* [Objective]: Reproduce the listing below in full, replacing each occurrence of "European seabass" with "European sea bass" and keeping everything else the same.

====

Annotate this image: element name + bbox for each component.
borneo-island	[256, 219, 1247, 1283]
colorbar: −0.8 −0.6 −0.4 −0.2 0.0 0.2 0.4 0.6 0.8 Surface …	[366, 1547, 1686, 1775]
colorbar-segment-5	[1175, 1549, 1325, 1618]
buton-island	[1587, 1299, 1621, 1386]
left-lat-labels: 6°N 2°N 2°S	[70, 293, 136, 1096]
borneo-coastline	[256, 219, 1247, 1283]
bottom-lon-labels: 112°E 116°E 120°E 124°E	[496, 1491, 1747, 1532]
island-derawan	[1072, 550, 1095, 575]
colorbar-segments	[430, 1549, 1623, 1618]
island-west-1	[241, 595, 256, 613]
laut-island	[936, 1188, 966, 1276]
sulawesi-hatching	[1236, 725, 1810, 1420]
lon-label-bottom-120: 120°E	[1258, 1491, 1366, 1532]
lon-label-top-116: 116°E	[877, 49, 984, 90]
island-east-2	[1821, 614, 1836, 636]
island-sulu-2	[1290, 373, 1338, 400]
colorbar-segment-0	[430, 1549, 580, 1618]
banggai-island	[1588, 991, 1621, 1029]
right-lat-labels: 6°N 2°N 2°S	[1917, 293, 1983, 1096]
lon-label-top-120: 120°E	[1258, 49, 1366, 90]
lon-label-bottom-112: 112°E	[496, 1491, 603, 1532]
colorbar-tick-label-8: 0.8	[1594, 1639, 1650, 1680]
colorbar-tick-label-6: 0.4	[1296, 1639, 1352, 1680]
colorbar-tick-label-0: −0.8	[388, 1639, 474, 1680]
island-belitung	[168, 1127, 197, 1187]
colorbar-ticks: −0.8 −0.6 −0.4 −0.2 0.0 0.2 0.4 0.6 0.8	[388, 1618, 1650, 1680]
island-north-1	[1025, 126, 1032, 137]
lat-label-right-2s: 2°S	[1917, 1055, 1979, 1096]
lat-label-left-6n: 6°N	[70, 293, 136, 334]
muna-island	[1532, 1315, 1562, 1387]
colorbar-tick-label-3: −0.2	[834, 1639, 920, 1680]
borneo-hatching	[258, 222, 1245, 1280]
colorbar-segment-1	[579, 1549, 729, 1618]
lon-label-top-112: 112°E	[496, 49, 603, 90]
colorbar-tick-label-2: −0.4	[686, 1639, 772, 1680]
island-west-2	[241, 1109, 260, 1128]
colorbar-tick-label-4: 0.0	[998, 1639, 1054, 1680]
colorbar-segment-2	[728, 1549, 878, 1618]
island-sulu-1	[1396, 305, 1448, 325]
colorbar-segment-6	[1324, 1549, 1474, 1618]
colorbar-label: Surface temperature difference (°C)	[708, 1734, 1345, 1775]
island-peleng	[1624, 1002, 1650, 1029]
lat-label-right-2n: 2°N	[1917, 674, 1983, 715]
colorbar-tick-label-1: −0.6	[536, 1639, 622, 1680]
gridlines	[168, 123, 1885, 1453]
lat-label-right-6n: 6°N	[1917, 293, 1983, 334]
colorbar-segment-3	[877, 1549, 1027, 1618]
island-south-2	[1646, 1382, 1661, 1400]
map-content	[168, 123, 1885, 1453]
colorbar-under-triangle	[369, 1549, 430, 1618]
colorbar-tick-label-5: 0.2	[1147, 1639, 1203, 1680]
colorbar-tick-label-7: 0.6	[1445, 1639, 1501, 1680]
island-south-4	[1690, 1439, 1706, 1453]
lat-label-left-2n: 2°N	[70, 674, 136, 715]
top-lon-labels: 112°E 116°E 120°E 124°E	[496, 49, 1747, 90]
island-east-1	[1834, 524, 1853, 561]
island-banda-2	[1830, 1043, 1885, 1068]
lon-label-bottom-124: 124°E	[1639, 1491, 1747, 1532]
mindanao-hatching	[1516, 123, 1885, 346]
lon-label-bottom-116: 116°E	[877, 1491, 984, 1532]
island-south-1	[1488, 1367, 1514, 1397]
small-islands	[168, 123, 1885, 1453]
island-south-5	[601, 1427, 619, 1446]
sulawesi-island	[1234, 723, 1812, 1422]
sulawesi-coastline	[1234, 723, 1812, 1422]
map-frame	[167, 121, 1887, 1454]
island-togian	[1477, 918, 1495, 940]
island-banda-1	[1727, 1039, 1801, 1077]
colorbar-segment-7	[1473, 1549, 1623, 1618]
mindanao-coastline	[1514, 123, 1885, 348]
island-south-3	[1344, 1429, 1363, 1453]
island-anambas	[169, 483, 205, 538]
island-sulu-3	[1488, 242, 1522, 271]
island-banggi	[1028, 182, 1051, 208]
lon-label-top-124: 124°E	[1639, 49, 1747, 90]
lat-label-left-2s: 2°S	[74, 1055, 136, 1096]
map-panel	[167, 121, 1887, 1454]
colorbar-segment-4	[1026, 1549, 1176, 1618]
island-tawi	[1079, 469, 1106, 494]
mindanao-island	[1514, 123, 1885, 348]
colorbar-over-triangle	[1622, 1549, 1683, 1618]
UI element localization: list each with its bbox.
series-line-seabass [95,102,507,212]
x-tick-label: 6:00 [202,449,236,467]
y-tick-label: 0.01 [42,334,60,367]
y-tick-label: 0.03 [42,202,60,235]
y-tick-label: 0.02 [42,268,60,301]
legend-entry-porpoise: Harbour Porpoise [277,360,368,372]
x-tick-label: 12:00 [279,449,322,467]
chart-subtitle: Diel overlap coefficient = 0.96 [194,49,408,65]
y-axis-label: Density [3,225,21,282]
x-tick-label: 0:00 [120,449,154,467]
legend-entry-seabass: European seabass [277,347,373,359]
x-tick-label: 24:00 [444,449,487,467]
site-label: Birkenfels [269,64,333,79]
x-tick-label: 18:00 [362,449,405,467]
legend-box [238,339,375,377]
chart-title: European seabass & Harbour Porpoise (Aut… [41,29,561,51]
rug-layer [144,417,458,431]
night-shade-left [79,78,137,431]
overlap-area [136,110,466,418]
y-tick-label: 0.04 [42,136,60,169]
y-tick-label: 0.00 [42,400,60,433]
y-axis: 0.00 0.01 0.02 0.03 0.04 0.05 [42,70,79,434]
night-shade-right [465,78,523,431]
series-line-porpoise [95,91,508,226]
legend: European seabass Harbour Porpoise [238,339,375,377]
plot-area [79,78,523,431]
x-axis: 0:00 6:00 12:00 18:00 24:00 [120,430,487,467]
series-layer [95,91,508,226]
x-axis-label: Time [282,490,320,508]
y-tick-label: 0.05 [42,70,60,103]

====

* [Full response]:
Annotate this image: element name + bbox for each component.
borneo-island	[256, 219, 1247, 1283]
colorbar: −0.8 −0.6 −0.4 −0.2 0.0 0.2 0.4 0.6 0.8 Surface …	[366, 1547, 1686, 1775]
colorbar-segment-5	[1175, 1549, 1325, 1618]
buton-island	[1587, 1299, 1621, 1386]
left-lat-labels: 6°N 2°N 2°S	[70, 293, 136, 1096]
borneo-coastline	[256, 219, 1247, 1283]
bottom-lon-labels: 112°E 116°E 120°E 124°E	[496, 1491, 1747, 1532]
island-derawan	[1072, 550, 1095, 575]
colorbar-segments	[430, 1549, 1623, 1618]
island-west-1	[241, 595, 256, 613]
laut-island	[936, 1188, 966, 1276]
sulawesi-hatching	[1236, 725, 1810, 1420]
lon-label-bottom-120: 120°E	[1258, 1491, 1366, 1532]
lon-label-top-116: 116°E	[877, 49, 984, 90]
island-east-2	[1821, 614, 1836, 636]
island-sulu-2	[1290, 373, 1338, 400]
colorbar-segment-0	[430, 1549, 580, 1618]
banggai-island	[1588, 991, 1621, 1029]
right-lat-labels: 6°N 2°N 2°S	[1917, 293, 1983, 1096]
lon-label-top-120: 120°E	[1258, 49, 1366, 90]
lon-label-bottom-112: 112°E	[496, 1491, 603, 1532]
colorbar-tick-label-8: 0.8	[1594, 1639, 1650, 1680]
colorbar-tick-label-6: 0.4	[1296, 1639, 1352, 1680]
colorbar-tick-label-0: −0.8	[388, 1639, 474, 1680]
island-belitung	[168, 1127, 197, 1187]
colorbar-ticks: −0.8 −0.6 −0.4 −0.2 0.0 0.2 0.4 0.6 0.8	[388, 1618, 1650, 1680]
island-north-1	[1025, 126, 1032, 137]
lat-label-right-2s: 2°S	[1917, 1055, 1979, 1096]
lat-label-left-6n: 6°N	[70, 293, 136, 334]
muna-island	[1532, 1315, 1562, 1387]
colorbar-tick-label-3: −0.2	[834, 1639, 920, 1680]
borneo-hatching	[258, 222, 1245, 1280]
colorbar-segment-1	[579, 1549, 729, 1618]
lon-label-top-112: 112°E	[496, 49, 603, 90]
colorbar-tick-label-2: −0.4	[686, 1639, 772, 1680]
island-west-2	[241, 1109, 260, 1128]
colorbar-tick-label-4: 0.0	[998, 1639, 1054, 1680]
colorbar-segment-2	[728, 1549, 878, 1618]
island-sulu-1	[1396, 305, 1448, 325]
colorbar-segment-6	[1324, 1549, 1474, 1618]
colorbar-label: Surface temperature difference (°C)	[708, 1734, 1345, 1775]
island-peleng	[1624, 1002, 1650, 1029]
lat-label-right-2n: 2°N	[1917, 674, 1983, 715]
colorbar-tick-label-1: −0.6	[536, 1639, 622, 1680]
gridlines	[168, 123, 1885, 1453]
lat-label-right-6n: 6°N	[1917, 293, 1983, 334]
colorbar-segment-3	[877, 1549, 1027, 1618]
island-south-2	[1646, 1382, 1661, 1400]
map-content	[168, 123, 1885, 1453]
colorbar-under-triangle	[369, 1549, 430, 1618]
colorbar-tick-label-5: 0.2	[1147, 1639, 1203, 1680]
colorbar-tick-label-7: 0.6	[1445, 1639, 1501, 1680]
island-south-4	[1690, 1439, 1706, 1453]
lat-label-left-2n: 2°N	[70, 674, 136, 715]
top-lon-labels: 112°E 116°E 120°E 124°E	[496, 49, 1747, 90]
island-east-1	[1834, 524, 1853, 561]
island-banda-2	[1830, 1043, 1885, 1068]
lon-label-bottom-124: 124°E	[1639, 1491, 1747, 1532]
mindanao-hatching	[1516, 123, 1885, 346]
lon-label-bottom-116: 116°E	[877, 1491, 984, 1532]
island-south-1	[1488, 1367, 1514, 1397]
small-islands	[168, 123, 1885, 1453]
island-south-5	[601, 1427, 619, 1446]
sulawesi-island	[1234, 723, 1812, 1422]
sulawesi-coastline	[1234, 723, 1812, 1422]
map-frame	[167, 121, 1887, 1454]
island-togian	[1477, 918, 1495, 940]
island-banda-1	[1727, 1039, 1801, 1077]
colorbar-segment-7	[1473, 1549, 1623, 1618]
mindanao-coastline	[1514, 123, 1885, 348]
island-south-3	[1344, 1429, 1363, 1453]
island-anambas	[169, 483, 205, 538]
island-sulu-3	[1488, 242, 1522, 271]
island-banggi	[1028, 182, 1051, 208]
lon-label-top-124: 124°E	[1639, 49, 1747, 90]
lat-label-left-2s: 2°S	[74, 1055, 136, 1096]
map-panel	[167, 121, 1887, 1454]
colorbar-segment-4	[1026, 1549, 1176, 1618]
island-tawi	[1079, 469, 1106, 494]
mindanao-island	[1514, 123, 1885, 348]
colorbar-over-triangle	[1622, 1549, 1683, 1618]
UI element localization: list each with its bbox.
series-line-seabass [95,102,507,212]
x-tick-label: 6:00 [202,449,236,467]
y-tick-label: 0.01 [42,334,60,367]
y-tick-label: 0.03 [42,202,60,235]
y-tick-label: 0.02 [42,268,60,301]
legend-entry-porpoise: Harbour Porpoise [277,360,368,372]
x-tick-label: 12:00 [279,449,322,467]
chart-subtitle: Diel overlap coefficient = 0.96 [194,49,408,65]
y-axis-label: Density [3,225,21,282]
x-tick-label: 0:00 [120,449,154,467]
legend-entry-seabass: European sea bass [277,347,373,359]
x-tick-label: 24:00 [444,449,487,467]
site-label: Birkenfels [269,64,333,79]
x-tick-label: 18:00 [362,449,405,467]
legend-box [238,339,375,377]
chart-title: European sea bass & Harbour Porpoise (Aut… [41,29,561,51]
rug-layer [144,417,458,431]
night-shade-left [79,78,137,431]
overlap-area [136,110,466,418]
y-tick-label: 0.04 [42,136,60,169]
y-tick-label: 0.00 [42,400,60,433]
y-axis: 0.00 0.01 0.02 0.03 0.04 0.05 [42,70,79,434]
night-shade-right [465,78,523,431]
series-line-porpoise [95,91,508,226]
legend: European sea bass Harbour Porpoise [238,339,375,377]
plot-area [79,78,523,431]
x-axis: 0:00 6:00 12:00 18:00 24:00 [120,430,487,467]
series-layer [95,91,508,226]
x-axis-label: Time [282,490,320,508]
y-tick-label: 0.05 [42,70,60,103]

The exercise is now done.